(Saved entries)
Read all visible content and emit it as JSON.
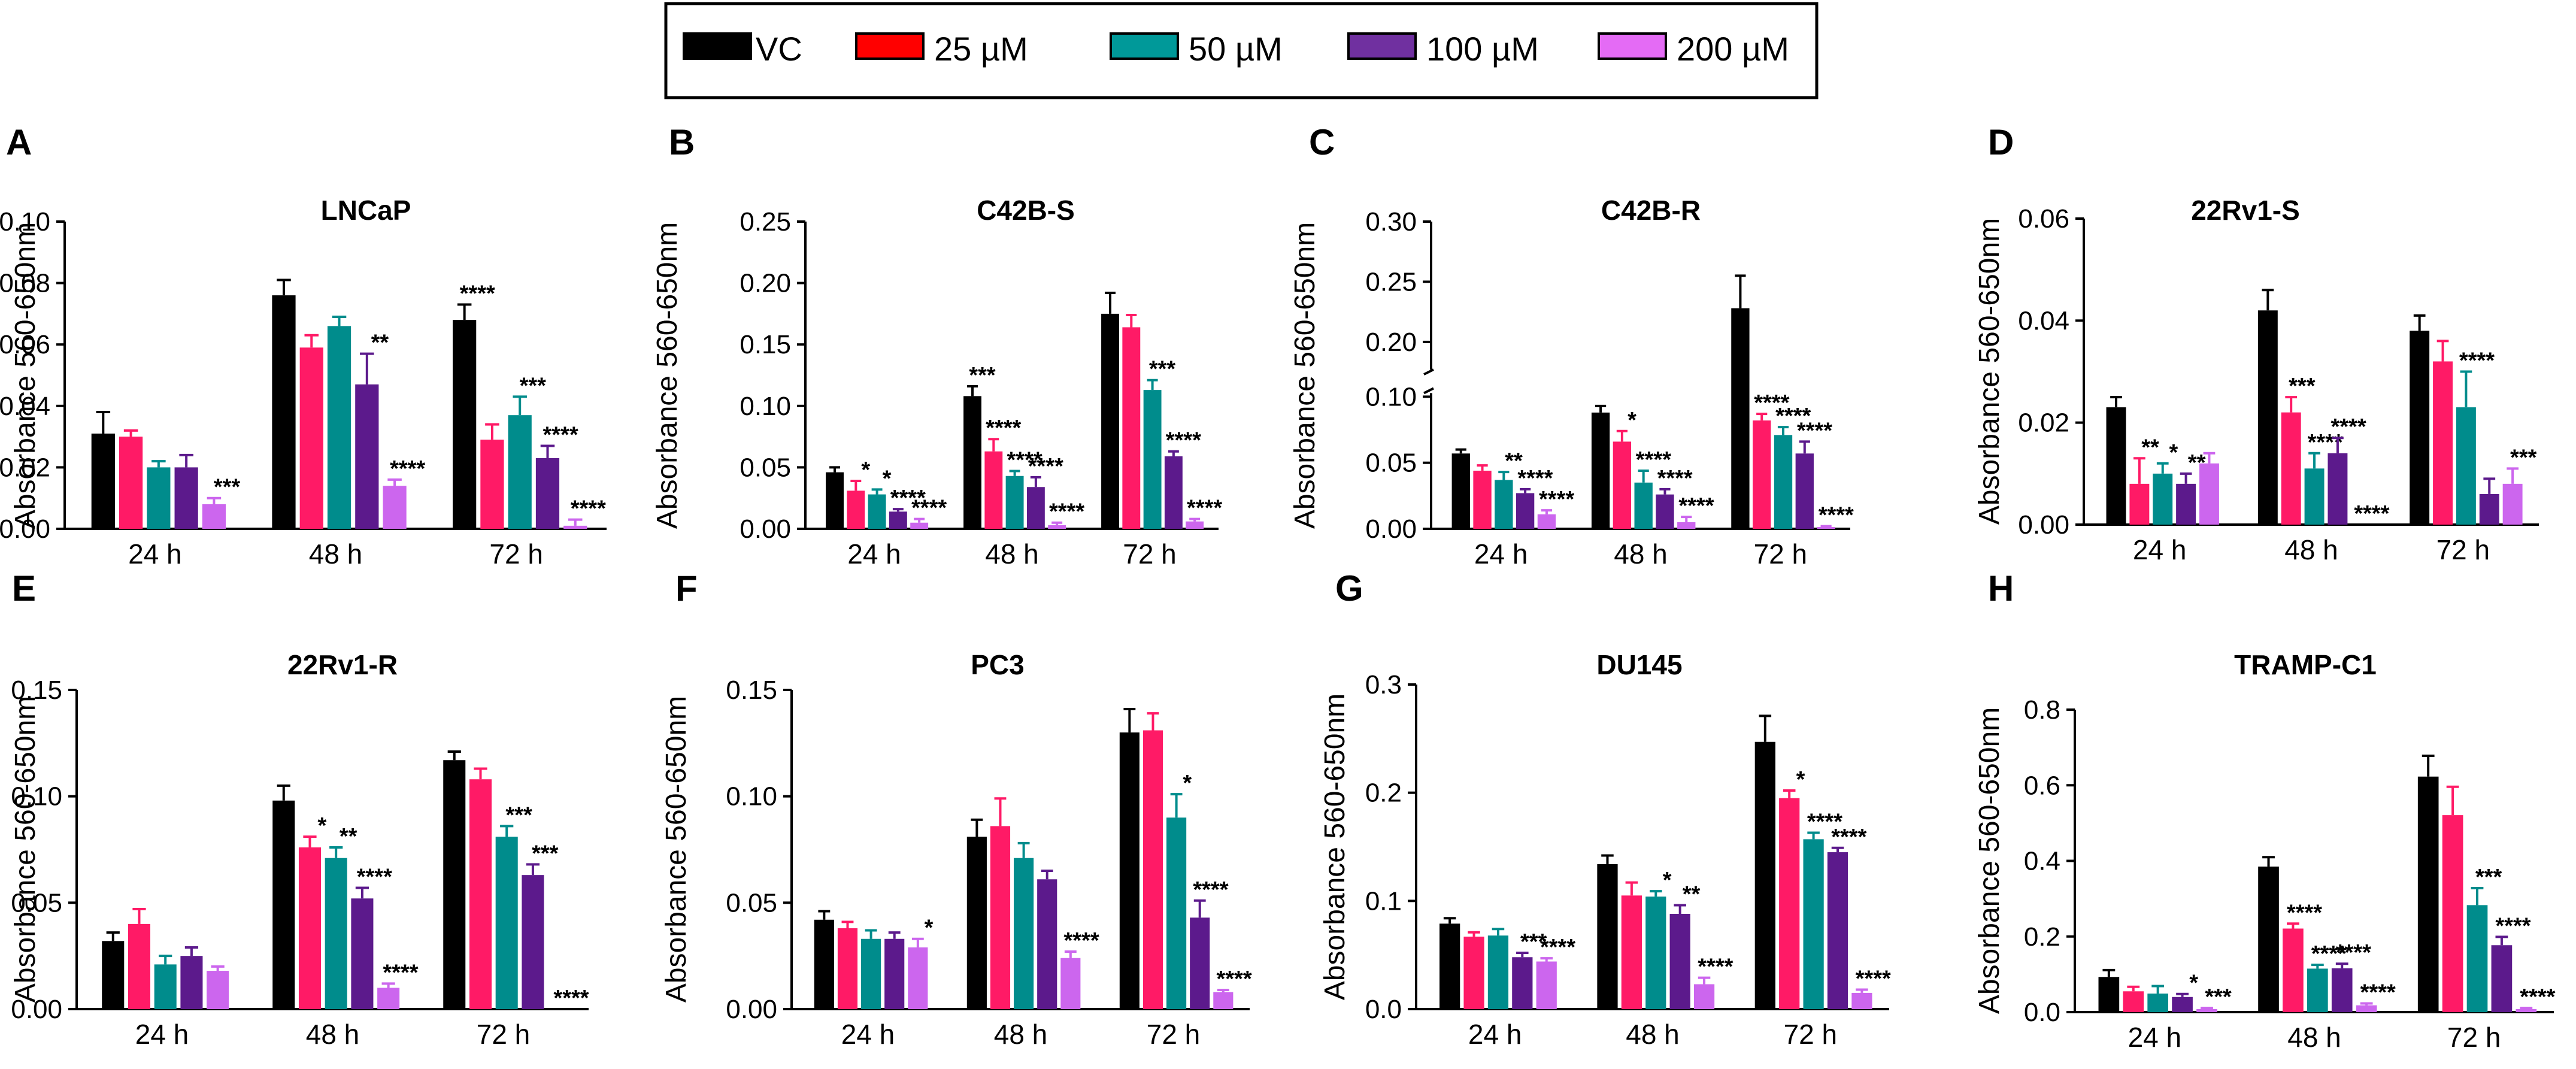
{
  "legend": {
    "items": [
      {
        "label": "VC",
        "color": "#000000"
      },
      {
        "label": "25 µM",
        "color": "#ff0000"
      },
      {
        "label": "50 µM",
        "color": "#009999"
      },
      {
        "label": "100 µM",
        "color": "#7030a0"
      },
      {
        "label": "200 µM",
        "color": "#e46bf5"
      }
    ]
  },
  "bar_colors": [
    "#000000",
    "#ff1a66",
    "#008c8c",
    "#5c1a8c",
    "#cc66ee"
  ],
  "chart_data": [
    {
      "panel": "A",
      "type": "bar",
      "title": "LNCaP",
      "ylabel": "Absorbance 560-650nm",
      "ylim": [
        0,
        0.1
      ],
      "yticks": [
        "0.00",
        "0.02",
        "0.04",
        "0.06",
        "0.08",
        "0.10"
      ],
      "categories": [
        "24 h",
        "48 h",
        "72 h"
      ],
      "series": [
        {
          "name": "VC",
          "values": [
            0.031,
            0.076,
            0.068
          ],
          "errors": [
            0.007,
            0.005,
            0.005
          ]
        },
        {
          "name": "25 µM",
          "values": [
            0.03,
            0.059,
            0.029
          ],
          "errors": [
            0.002,
            0.004,
            0.005
          ]
        },
        {
          "name": "50 µM",
          "values": [
            0.02,
            0.066,
            0.037
          ],
          "errors": [
            0.002,
            0.003,
            0.006
          ]
        },
        {
          "name": "100 µM",
          "values": [
            0.02,
            0.047,
            0.023
          ],
          "errors": [
            0.004,
            0.01,
            0.004
          ]
        },
        {
          "name": "200 µM",
          "values": [
            0.008,
            0.014,
            0.001
          ],
          "errors": [
            0.002,
            0.002,
            0.002
          ]
        }
      ],
      "stars": [
        [
          "",
          "",
          "",
          "",
          "***"
        ],
        [
          "",
          "",
          "",
          "**",
          "****"
        ],
        [
          "****",
          "",
          "***",
          "****",
          "****"
        ]
      ]
    },
    {
      "panel": "B",
      "type": "bar",
      "title": "C42B-S",
      "ylabel": "Absorbance 560-650nm",
      "ylim": [
        0,
        0.25
      ],
      "yticks": [
        "0.00",
        "0.05",
        "0.10",
        "0.15",
        "0.20",
        "0.25"
      ],
      "categories": [
        "24 h",
        "48 h",
        "72 h"
      ],
      "series": [
        {
          "name": "VC",
          "values": [
            0.046,
            0.108,
            0.175
          ],
          "errors": [
            0.004,
            0.008,
            0.017
          ]
        },
        {
          "name": "25 µM",
          "values": [
            0.031,
            0.063,
            0.164
          ],
          "errors": [
            0.008,
            0.01,
            0.01
          ]
        },
        {
          "name": "50 µM",
          "values": [
            0.028,
            0.043,
            0.113
          ],
          "errors": [
            0.004,
            0.004,
            0.008
          ]
        },
        {
          "name": "100 µM",
          "values": [
            0.014,
            0.034,
            0.059
          ],
          "errors": [
            0.002,
            0.008,
            0.004
          ]
        },
        {
          "name": "200 µM",
          "values": [
            0.005,
            0.003,
            0.006
          ],
          "errors": [
            0.003,
            0.002,
            0.002
          ]
        }
      ],
      "stars": [
        [
          "",
          "*",
          "*",
          "****",
          "****"
        ],
        [
          "***",
          "****",
          "****",
          "****",
          "****"
        ],
        [
          "",
          "",
          "***",
          "****",
          "****"
        ]
      ]
    },
    {
      "panel": "C",
      "type": "bar",
      "title": "C42B-R",
      "ylabel": "Absorbance 560-650nm",
      "ylim": [
        0,
        0.3
      ],
      "ybreak": [
        0.1,
        0.18
      ],
      "yticks": [
        "0.00",
        "0.05",
        "0.10",
        "0.20",
        "0.25",
        "0.30"
      ],
      "categories": [
        "24 h",
        "48 h",
        "72 h"
      ],
      "series": [
        {
          "name": "VC",
          "values": [
            0.057,
            0.088,
            0.228
          ],
          "errors": [
            0.003,
            0.005,
            0.027
          ]
        },
        {
          "name": "25 µM",
          "values": [
            0.044,
            0.066,
            0.082
          ],
          "errors": [
            0.004,
            0.008,
            0.005
          ]
        },
        {
          "name": "50 µM",
          "values": [
            0.037,
            0.035,
            0.071
          ],
          "errors": [
            0.006,
            0.009,
            0.006
          ]
        },
        {
          "name": "100 µM",
          "values": [
            0.027,
            0.026,
            0.057
          ],
          "errors": [
            0.003,
            0.004,
            0.009
          ]
        },
        {
          "name": "200 µM",
          "values": [
            0.011,
            0.005,
            0.001
          ],
          "errors": [
            0.003,
            0.004,
            0.001
          ]
        }
      ],
      "stars": [
        [
          "",
          "",
          "**",
          "****",
          "****"
        ],
        [
          "",
          "*",
          "****",
          "****",
          "****"
        ],
        [
          "",
          "****",
          "****",
          "****",
          "****"
        ]
      ]
    },
    {
      "panel": "D",
      "type": "bar",
      "title": "22Rv1-S",
      "ylabel": "Absorbance 560-650nm",
      "ylim": [
        0,
        0.06
      ],
      "yticks": [
        "0.00",
        "0.02",
        "0.04",
        "0.06"
      ],
      "categories": [
        "24 h",
        "48 h",
        "72 h"
      ],
      "series": [
        {
          "name": "VC",
          "values": [
            0.023,
            0.042,
            0.038
          ],
          "errors": [
            0.002,
            0.004,
            0.003
          ]
        },
        {
          "name": "25 µM",
          "values": [
            0.008,
            0.022,
            0.032
          ],
          "errors": [
            0.005,
            0.003,
            0.004
          ]
        },
        {
          "name": "50 µM",
          "values": [
            0.01,
            0.011,
            0.023
          ],
          "errors": [
            0.002,
            0.003,
            0.007
          ]
        },
        {
          "name": "100 µM",
          "values": [
            0.008,
            0.014,
            0.006
          ],
          "errors": [
            0.002,
            0.003,
            0.003
          ]
        },
        {
          "name": "200 µM",
          "values": [
            0.012,
            0.0,
            0.008
          ],
          "errors": [
            0.002,
            0.0,
            0.003
          ]
        }
      ],
      "stars": [
        [
          "",
          "**",
          "*",
          "**",
          ""
        ],
        [
          "",
          "***",
          "****",
          "****",
          "****"
        ],
        [
          "",
          "",
          "****",
          "",
          "***"
        ]
      ]
    },
    {
      "panel": "E",
      "type": "bar",
      "title": "22Rv1-R",
      "ylabel": "Absorbance 560-650nm",
      "ylim": [
        0,
        0.15
      ],
      "yticks": [
        "0.00",
        "0.05",
        "0.10",
        "0.15"
      ],
      "categories": [
        "24 h",
        "48 h",
        "72 h"
      ],
      "series": [
        {
          "name": "VC",
          "values": [
            0.032,
            0.098,
            0.117
          ],
          "errors": [
            0.004,
            0.007,
            0.004
          ]
        },
        {
          "name": "25 µM",
          "values": [
            0.04,
            0.076,
            0.108
          ],
          "errors": [
            0.007,
            0.005,
            0.005
          ]
        },
        {
          "name": "50 µM",
          "values": [
            0.021,
            0.071,
            0.081
          ],
          "errors": [
            0.004,
            0.005,
            0.005
          ]
        },
        {
          "name": "100 µM",
          "values": [
            0.025,
            0.052,
            0.063
          ],
          "errors": [
            0.004,
            0.005,
            0.005
          ]
        },
        {
          "name": "200 µM",
          "values": [
            0.018,
            0.01,
            0.0
          ],
          "errors": [
            0.002,
            0.002,
            0.0
          ]
        }
      ],
      "stars": [
        [
          "",
          "",
          "",
          "",
          ""
        ],
        [
          "",
          "*",
          "**",
          "****",
          "****"
        ],
        [
          "",
          "",
          "***",
          "***",
          "****"
        ]
      ]
    },
    {
      "panel": "F",
      "type": "bar",
      "title": "PC3",
      "ylabel": "Absorbance 560-650nm",
      "ylim": [
        0,
        0.15
      ],
      "yticks": [
        "0.00",
        "0.05",
        "0.10",
        "0.15"
      ],
      "categories": [
        "24 h",
        "48 h",
        "72 h"
      ],
      "series": [
        {
          "name": "VC",
          "values": [
            0.042,
            0.081,
            0.13
          ],
          "errors": [
            0.004,
            0.008,
            0.011
          ]
        },
        {
          "name": "25 µM",
          "values": [
            0.038,
            0.086,
            0.131
          ],
          "errors": [
            0.003,
            0.013,
            0.008
          ]
        },
        {
          "name": "50 µM",
          "values": [
            0.033,
            0.071,
            0.09
          ],
          "errors": [
            0.004,
            0.007,
            0.011
          ]
        },
        {
          "name": "100 µM",
          "values": [
            0.033,
            0.061,
            0.043
          ],
          "errors": [
            0.003,
            0.004,
            0.008
          ]
        },
        {
          "name": "200 µM",
          "values": [
            0.029,
            0.024,
            0.008
          ],
          "errors": [
            0.004,
            0.003,
            0.001
          ]
        }
      ],
      "stars": [
        [
          "",
          "",
          "",
          "",
          "*"
        ],
        [
          "",
          "",
          "",
          "",
          "****"
        ],
        [
          "",
          "",
          "*",
          "****",
          "****"
        ]
      ]
    },
    {
      "panel": "G",
      "type": "bar",
      "title": "DU145",
      "ylabel": "Absorbance 560-650nm",
      "ylim": [
        0,
        0.3
      ],
      "yticks": [
        "0.0",
        "0.1",
        "0.2",
        "0.3"
      ],
      "categories": [
        "24 h",
        "48 h",
        "72 h"
      ],
      "series": [
        {
          "name": "VC",
          "values": [
            0.079,
            0.134,
            0.247
          ],
          "errors": [
            0.005,
            0.008,
            0.024
          ]
        },
        {
          "name": "25 µM",
          "values": [
            0.067,
            0.105,
            0.195
          ],
          "errors": [
            0.004,
            0.012,
            0.007
          ]
        },
        {
          "name": "50 µM",
          "values": [
            0.068,
            0.104,
            0.157
          ],
          "errors": [
            0.006,
            0.005,
            0.006
          ]
        },
        {
          "name": "100 µM",
          "values": [
            0.048,
            0.088,
            0.145
          ],
          "errors": [
            0.004,
            0.008,
            0.004
          ]
        },
        {
          "name": "200 µM",
          "values": [
            0.044,
            0.023,
            0.015
          ],
          "errors": [
            0.003,
            0.006,
            0.003
          ]
        }
      ],
      "stars": [
        [
          "",
          "",
          "",
          "***",
          "****"
        ],
        [
          "",
          "",
          "*",
          "**",
          "****"
        ],
        [
          "",
          "*",
          "****",
          "****",
          "****"
        ]
      ]
    },
    {
      "panel": "H",
      "type": "bar",
      "title": "TRAMP-C1",
      "ylabel": "Absorbance 560-650nm",
      "ylim": [
        0,
        0.8
      ],
      "yticks": [
        "0.0",
        "0.2",
        "0.4",
        "0.6",
        "0.8"
      ],
      "categories": [
        "24 h",
        "48 h",
        "72 h"
      ],
      "series": [
        {
          "name": "VC",
          "values": [
            0.093,
            0.385,
            0.623
          ],
          "errors": [
            0.018,
            0.025,
            0.055
          ]
        },
        {
          "name": "25 µM",
          "values": [
            0.055,
            0.221,
            0.521
          ],
          "errors": [
            0.012,
            0.013,
            0.075
          ]
        },
        {
          "name": "50 µM",
          "values": [
            0.049,
            0.115,
            0.283
          ],
          "errors": [
            0.02,
            0.01,
            0.045
          ]
        },
        {
          "name": "100 µM",
          "values": [
            0.04,
            0.116,
            0.177
          ],
          "errors": [
            0.008,
            0.012,
            0.022
          ]
        },
        {
          "name": "200 µM",
          "values": [
            0.008,
            0.018,
            0.008
          ],
          "errors": [
            0.003,
            0.005,
            0.003
          ]
        }
      ],
      "stars": [
        [
          "",
          "",
          "",
          "*",
          "***"
        ],
        [
          "",
          "****",
          "****",
          "****",
          "****"
        ],
        [
          "",
          "",
          "***",
          "****",
          "****"
        ]
      ]
    }
  ]
}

TASK INSTRUCTIONS: Which lines hold the word "title"? Copy all of them.

THE RESULT:
      "title": "LNCaP",
      "title": "C42B-S",
      "title": "C42B-R",
      "title": "22Rv1-S",
      "title": "22Rv1-R",
      "title": "PC3",
      "title": "DU145",
      "title": "TRAMP-C1",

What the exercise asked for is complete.